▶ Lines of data
—————

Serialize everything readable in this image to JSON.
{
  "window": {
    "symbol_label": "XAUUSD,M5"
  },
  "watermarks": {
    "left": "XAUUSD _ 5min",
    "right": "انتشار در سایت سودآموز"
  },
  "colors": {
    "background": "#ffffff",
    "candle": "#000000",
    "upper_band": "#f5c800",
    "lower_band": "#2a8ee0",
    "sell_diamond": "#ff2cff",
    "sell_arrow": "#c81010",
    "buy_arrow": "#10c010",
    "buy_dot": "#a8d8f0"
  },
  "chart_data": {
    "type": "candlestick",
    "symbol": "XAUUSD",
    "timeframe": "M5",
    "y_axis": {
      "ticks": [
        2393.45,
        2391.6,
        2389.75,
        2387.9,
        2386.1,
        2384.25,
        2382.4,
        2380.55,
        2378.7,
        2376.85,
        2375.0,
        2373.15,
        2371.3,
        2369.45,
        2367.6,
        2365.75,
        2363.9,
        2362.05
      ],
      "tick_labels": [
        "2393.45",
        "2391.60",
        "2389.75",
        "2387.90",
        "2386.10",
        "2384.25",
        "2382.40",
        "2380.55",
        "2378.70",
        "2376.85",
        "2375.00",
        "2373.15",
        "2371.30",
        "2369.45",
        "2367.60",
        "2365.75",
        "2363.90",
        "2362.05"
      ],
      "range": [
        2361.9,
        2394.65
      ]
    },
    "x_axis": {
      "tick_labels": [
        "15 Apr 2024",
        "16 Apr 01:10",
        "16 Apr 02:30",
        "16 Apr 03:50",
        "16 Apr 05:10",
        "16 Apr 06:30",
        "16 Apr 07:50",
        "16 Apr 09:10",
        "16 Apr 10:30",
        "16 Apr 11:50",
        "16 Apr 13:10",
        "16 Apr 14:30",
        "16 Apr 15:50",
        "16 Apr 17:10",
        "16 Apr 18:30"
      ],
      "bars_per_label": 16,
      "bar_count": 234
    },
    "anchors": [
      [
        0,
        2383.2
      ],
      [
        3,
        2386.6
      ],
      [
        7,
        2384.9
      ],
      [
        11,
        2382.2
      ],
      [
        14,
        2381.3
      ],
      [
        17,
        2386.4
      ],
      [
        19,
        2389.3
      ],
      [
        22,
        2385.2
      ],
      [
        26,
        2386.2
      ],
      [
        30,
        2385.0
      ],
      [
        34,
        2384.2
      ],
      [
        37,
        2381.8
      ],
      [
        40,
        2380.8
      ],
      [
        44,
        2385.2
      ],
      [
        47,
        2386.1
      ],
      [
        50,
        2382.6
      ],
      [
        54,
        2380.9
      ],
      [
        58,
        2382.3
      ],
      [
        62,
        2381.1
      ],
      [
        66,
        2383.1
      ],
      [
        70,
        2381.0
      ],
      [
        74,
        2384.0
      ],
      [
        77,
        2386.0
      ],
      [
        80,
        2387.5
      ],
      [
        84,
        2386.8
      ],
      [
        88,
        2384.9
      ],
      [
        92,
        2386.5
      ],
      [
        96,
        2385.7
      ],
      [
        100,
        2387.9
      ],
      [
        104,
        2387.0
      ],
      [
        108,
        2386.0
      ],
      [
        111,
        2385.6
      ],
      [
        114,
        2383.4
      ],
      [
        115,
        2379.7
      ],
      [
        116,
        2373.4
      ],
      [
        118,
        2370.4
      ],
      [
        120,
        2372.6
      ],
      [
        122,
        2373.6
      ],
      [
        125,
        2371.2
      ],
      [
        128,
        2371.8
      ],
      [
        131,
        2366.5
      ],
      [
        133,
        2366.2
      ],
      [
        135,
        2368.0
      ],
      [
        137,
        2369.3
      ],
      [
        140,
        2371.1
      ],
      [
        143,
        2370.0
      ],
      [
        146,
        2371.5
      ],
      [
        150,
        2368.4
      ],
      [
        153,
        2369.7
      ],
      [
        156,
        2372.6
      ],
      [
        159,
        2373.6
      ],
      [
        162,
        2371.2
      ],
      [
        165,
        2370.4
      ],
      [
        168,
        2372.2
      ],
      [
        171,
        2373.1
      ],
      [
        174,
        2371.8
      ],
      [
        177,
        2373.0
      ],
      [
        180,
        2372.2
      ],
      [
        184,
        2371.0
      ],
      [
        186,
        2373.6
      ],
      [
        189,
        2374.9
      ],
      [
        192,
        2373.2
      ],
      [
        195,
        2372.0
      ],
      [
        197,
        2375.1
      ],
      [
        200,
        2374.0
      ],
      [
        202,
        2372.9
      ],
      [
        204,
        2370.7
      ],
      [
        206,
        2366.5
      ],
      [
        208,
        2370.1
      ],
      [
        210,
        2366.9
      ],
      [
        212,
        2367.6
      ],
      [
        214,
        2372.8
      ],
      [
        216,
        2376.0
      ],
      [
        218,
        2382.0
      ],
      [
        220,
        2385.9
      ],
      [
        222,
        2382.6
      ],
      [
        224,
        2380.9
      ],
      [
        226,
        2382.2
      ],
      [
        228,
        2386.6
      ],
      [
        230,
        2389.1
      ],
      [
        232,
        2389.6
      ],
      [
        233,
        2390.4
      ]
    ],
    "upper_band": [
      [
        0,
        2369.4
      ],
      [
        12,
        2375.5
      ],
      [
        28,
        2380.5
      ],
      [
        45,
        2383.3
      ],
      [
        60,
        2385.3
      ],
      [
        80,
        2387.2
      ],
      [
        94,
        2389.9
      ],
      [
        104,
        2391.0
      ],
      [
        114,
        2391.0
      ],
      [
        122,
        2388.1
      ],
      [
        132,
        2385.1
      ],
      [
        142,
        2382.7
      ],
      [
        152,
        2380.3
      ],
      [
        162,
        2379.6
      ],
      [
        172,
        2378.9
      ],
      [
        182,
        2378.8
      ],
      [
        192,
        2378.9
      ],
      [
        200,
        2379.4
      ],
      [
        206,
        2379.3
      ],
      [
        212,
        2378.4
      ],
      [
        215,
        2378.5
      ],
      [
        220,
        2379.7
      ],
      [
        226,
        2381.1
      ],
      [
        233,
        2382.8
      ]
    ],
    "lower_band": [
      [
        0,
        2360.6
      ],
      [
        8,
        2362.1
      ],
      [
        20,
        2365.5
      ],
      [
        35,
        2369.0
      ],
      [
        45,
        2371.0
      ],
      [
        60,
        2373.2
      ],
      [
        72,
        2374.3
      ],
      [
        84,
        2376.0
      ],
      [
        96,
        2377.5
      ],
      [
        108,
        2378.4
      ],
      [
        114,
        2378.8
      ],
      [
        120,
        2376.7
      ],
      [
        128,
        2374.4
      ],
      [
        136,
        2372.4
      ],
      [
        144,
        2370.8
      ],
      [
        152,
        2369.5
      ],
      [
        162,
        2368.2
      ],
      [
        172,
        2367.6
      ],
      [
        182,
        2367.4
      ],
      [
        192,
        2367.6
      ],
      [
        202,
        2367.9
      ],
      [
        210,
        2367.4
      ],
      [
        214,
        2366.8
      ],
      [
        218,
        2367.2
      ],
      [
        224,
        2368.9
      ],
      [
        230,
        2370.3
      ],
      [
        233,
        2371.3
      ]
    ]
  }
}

—————

Transcribe all of the lines in the records precisely.

Serialize everything readable in this image to JSON.
{
  "window": {
    "symbol_label": "XAUUSD,M5"
  },
  "watermarks": {
    "left": "XAUUSD _ 5min",
    "right": "انتشار در سایت سودآموز"
  },
  "colors": {
    "background": "#ffffff",
    "candle": "#000000",
    "upper_band": "#f5c800",
    "lower_band": "#2a8ee0",
    "sell_diamond": "#ff2cff",
    "sell_arrow": "#c81010",
    "buy_arrow": "#10c010",
    "buy_dot": "#a8d8f0"
  },
  "chart_data": {
    "type": "candlestick",
    "symbol": "XAUUSD",
    "timeframe": "M5",
    "y_axis": {
      "ticks": [
        2393.45,
        2391.6,
        2389.75,
        2387.9,
        2386.1,
        2384.25,
        2382.4,
        2380.55,
        2378.7,
        2376.85,
        2375.0,
        2373.15,
        2371.3,
        2369.45,
        2367.6,
        2365.75,
        2363.9,
        2362.05
      ],
      "tick_labels": [
        "2393.45",
        "2391.60",
        "2389.75",
        "2387.90",
        "2386.10",
        "2384.25",
        "2382.40",
        "2380.55",
        "2378.70",
        "2376.85",
        "2375.00",
        "2373.15",
        "2371.30",
        "2369.45",
        "2367.60",
        "2365.75",
        "2363.90",
        "2362.05"
      ],
      "range": [
        2361.9,
        2394.65
      ]
    },
    "x_axis": {
      "tick_labels": [
        "15 Apr 2024",
        "16 Apr 01:10",
        "16 Apr 02:30",
        "16 Apr 03:50",
        "16 Apr 05:10",
        "16 Apr 06:30",
        "16 Apr 07:50",
        "16 Apr 09:10",
        "16 Apr 10:30",
        "16 Apr 11:50",
        "16 Apr 13:10",
        "16 Apr 14:30",
        "16 Apr 15:50",
        "16 Apr 17:10",
        "16 Apr 18:30"
      ],
      "bars_per_label": 16,
      "bar_count": 234
    },
    "anchors": [
      [
        0,
        2383.2
      ],
      [
        3,
        2386.6
      ],
      [
        7,
        2384.9
      ],
      [
        11,
        2382.2
      ],
      [
        14,
        2381.3
      ],
      [
        17,
        2386.4
      ],
      [
        19,
        2389.3
      ],
      [
        22,
        2385.2
      ],
      [
        26,
        2386.2
      ],
      [
        30,
        2385.0
      ],
      [
        34,
        2384.2
      ],
      [
        37,
        2381.8
      ],
      [
        40,
        2380.8
      ],
      [
        44,
        2385.2
      ],
      [
        47,
        2386.1
      ],
      [
        50,
        2382.6
      ],
      [
        54,
        2380.9
      ],
      [
        58,
        2382.3
      ],
      [
        62,
        2381.1
      ],
      [
        66,
        2383.1
      ],
      [
        70,
        2381.0
      ],
      [
        74,
        2384.0
      ],
      [
        77,
        2386.0
      ],
      [
        80,
        2387.5
      ],
      [
        84,
        2386.8
      ],
      [
        88,
        2384.9
      ],
      [
        92,
        2386.5
      ],
      [
        96,
        2385.7
      ],
      [
        100,
        2387.9
      ],
      [
        104,
        2387.0
      ],
      [
        108,
        2386.0
      ],
      [
        111,
        2385.6
      ],
      [
        114,
        2383.4
      ],
      [
        115,
        2379.7
      ],
      [
        116,
        2373.4
      ],
      [
        118,
        2370.4
      ],
      [
        120,
        2372.6
      ],
      [
        122,
        2373.6
      ],
      [
        125,
        2371.2
      ],
      [
        128,
        2371.8
      ],
      [
        131,
        2366.5
      ],
      [
        133,
        2366.2
      ],
      [
        135,
        2368.0
      ],
      [
        137,
        2369.3
      ],
      [
        140,
        2371.1
      ],
      [
        143,
        2370.0
      ],
      [
        146,
        2371.5
      ],
      [
        150,
        2368.4
      ],
      [
        153,
        2369.7
      ],
      [
        156,
        2372.6
      ],
      [
        159,
        2373.6
      ],
      [
        162,
        2371.2
      ],
      [
        165,
        2370.4
      ],
      [
        168,
        2372.2
      ],
      [
        171,
        2373.1
      ],
      [
        174,
        2371.8
      ],
      [
        177,
        2373.0
      ],
      [
        180,
        2372.2
      ],
      [
        184,
        2371.0
      ],
      [
        186,
        2373.6
      ],
      [
        189,
        2374.9
      ],
      [
        192,
        2373.2
      ],
      [
        195,
        2372.0
      ],
      [
        197,
        2375.1
      ],
      [
        200,
        2374.0
      ],
      [
        202,
        2372.9
      ],
      [
        204,
        2370.7
      ],
      [
        206,
        2366.5
      ],
      [
        208,
        2370.1
      ],
      [
        210,
        2366.9
      ],
      [
        212,
        2367.6
      ],
      [
        214,
        2372.8
      ],
      [
        216,
        2376.0
      ],
      [
        218,
        2382.0
      ],
      [
        220,
        2385.9
      ],
      [
        222,
        2382.6
      ],
      [
        224,
        2380.9
      ],
      [
        226,
        2382.2
      ],
      [
        228,
        2386.6
      ],
      [
        230,
        2389.1
      ],
      [
        232,
        2389.6
      ],
      [
        233,
        2390.4
      ]
    ],
    "upper_band": [
      [
        0,
        2369.4
      ],
      [
        12,
        2375.5
      ],
      [
        28,
        2380.5
      ],
      [
        45,
        2383.3
      ],
      [
        60,
        2385.3
      ],
      [
        80,
        2387.2
      ],
      [
        94,
        2389.9
      ],
      [
        104,
        2391.0
      ],
      [
        114,
        2391.0
      ],
      [
        122,
        2388.1
      ],
      [
        132,
        2385.1
      ],
      [
        142,
        2382.7
      ],
      [
        152,
        2380.3
      ],
      [
        162,
        2379.6
      ],
      [
        172,
        2378.9
      ],
      [
        182,
        2378.8
      ],
      [
        192,
        2378.9
      ],
      [
        200,
        2379.4
      ],
      [
        206,
        2379.3
      ],
      [
        212,
        2378.4
      ],
      [
        215,
        2378.5
      ],
      [
        220,
        2379.7
      ],
      [
        226,
        2381.1
      ],
      [
        233,
        2382.8
      ]
    ],
    "lower_band": [
      [
        0,
        2360.6
      ],
      [
        8,
        2362.1
      ],
      [
        20,
        2365.5
      ],
      [
        35,
        2369.0
      ],
      [
        45,
        2371.0
      ],
      [
        60,
        2373.2
      ],
      [
        72,
        2374.3
      ],
      [
        84,
        2376.0
      ],
      [
        96,
        2377.5
      ],
      [
        108,
        2378.4
      ],
      [
        114,
        2378.8
      ],
      [
        120,
        2376.7
      ],
      [
        128,
        2374.4
      ],
      [
        136,
        2372.4
      ],
      [
        144,
        2370.8
      ],
      [
        152,
        2369.5
      ],
      [
        162,
        2368.2
      ],
      [
        172,
        2367.6
      ],
      [
        182,
        2367.4
      ],
      [
        192,
        2367.6
      ],
      [
        202,
        2367.9
      ],
      [
        210,
        2367.4
      ],
      [
        214,
        2366.8
      ],
      [
        218,
        2367.2
      ],
      [
        224,
        2368.9
      ],
      [
        230,
        2370.3
      ],
      [
        233,
        2371.3
      ]
    ]
  }
}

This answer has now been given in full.